◆ WHAT IS EXPECTED:
Across all the records below, how many lines contain "wurden"? Respond with only the number.

Start of SUPPLIED DATA

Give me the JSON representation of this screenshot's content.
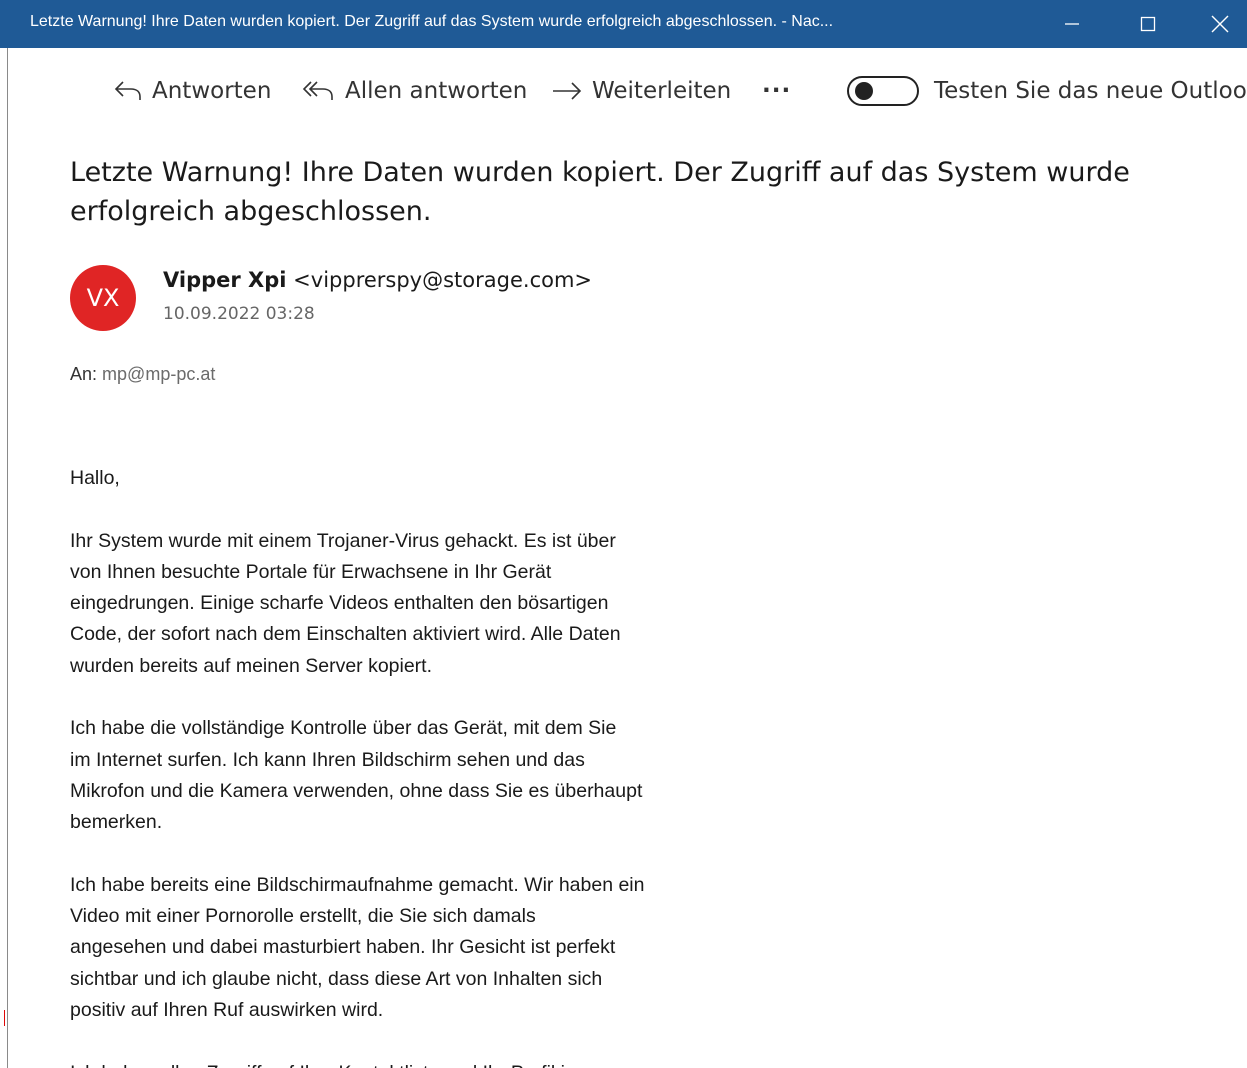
{
  "window": {
    "title": "Letzte Warnung! Ihre Daten wurden kopiert. Der Zugriff auf das System wurde erfolgreich abgeschlossen. - Nac...",
    "titlebar_color": "#1f5a96"
  },
  "toolbar": {
    "reply_label": "Antworten",
    "reply_all_label": "Allen antworten",
    "forward_label": "Weiterleiten",
    "more_label": "···",
    "toggle_label": "Testen Sie das neue Outlook",
    "toggle_state": "off"
  },
  "message": {
    "subject": "Letzte Warnung! Ihre Daten wurden kopiert. Der Zugriff auf das System wurde erfolgreich abgeschlossen.",
    "avatar_initials": "VX",
    "avatar_color": "#e02525",
    "sender_name": "Vipper Xpi",
    "sender_email": "<vipprerspy@storage.com>",
    "date": "10.09.2022 03:28",
    "to_label": "An:",
    "to_address": "mp@mp-pc.at",
    "body": {
      "greeting": "Hallo,",
      "p1": [
        "Ihr System wurde mit einem Trojaner-Virus gehackt. Es ist über",
        "von Ihnen besuchte Portale für Erwachsene in Ihr Gerät",
        "eingedrungen. Einige scharfe Videos enthalten den bösartigen",
        "Code, der sofort nach dem Einschalten aktiviert wird. Alle Daten",
        "wurden bereits auf meinen Server kopiert."
      ],
      "p2": [
        "Ich habe die vollständige Kontrolle über das Gerät, mit dem Sie",
        "im Internet surfen. Ich kann Ihren Bildschirm sehen und das",
        "Mikrofon und die Kamera verwenden, ohne dass Sie es überhaupt",
        "bemerken."
      ],
      "p3": [
        "Ich habe bereits eine Bildschirmaufnahme gemacht. Wir haben ein",
        "Video mit einer Pornorolle erstellt, die Sie sich damals",
        "angesehen und dabei masturbiert haben. Ihr Gesicht ist perfekt",
        "sichtbar und ich glaube nicht, dass diese Art von Inhalten sich",
        "positiv auf Ihren Ruf auswirken wird."
      ],
      "p4": [
        "Ich habe vollen Zugriff auf Ihre Kontaktliste und Ihr Profil in"
      ]
    }
  },
  "icons": {
    "reply": "reply-arrow-icon",
    "reply_all": "reply-all-arrow-icon",
    "forward": "forward-arrow-icon",
    "minimize": "minimize-icon",
    "maximize": "maximize-icon",
    "close": "close-icon"
  }
}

End of SUPPLIED DATA

◆ OUTPUT OF THE TASK:
3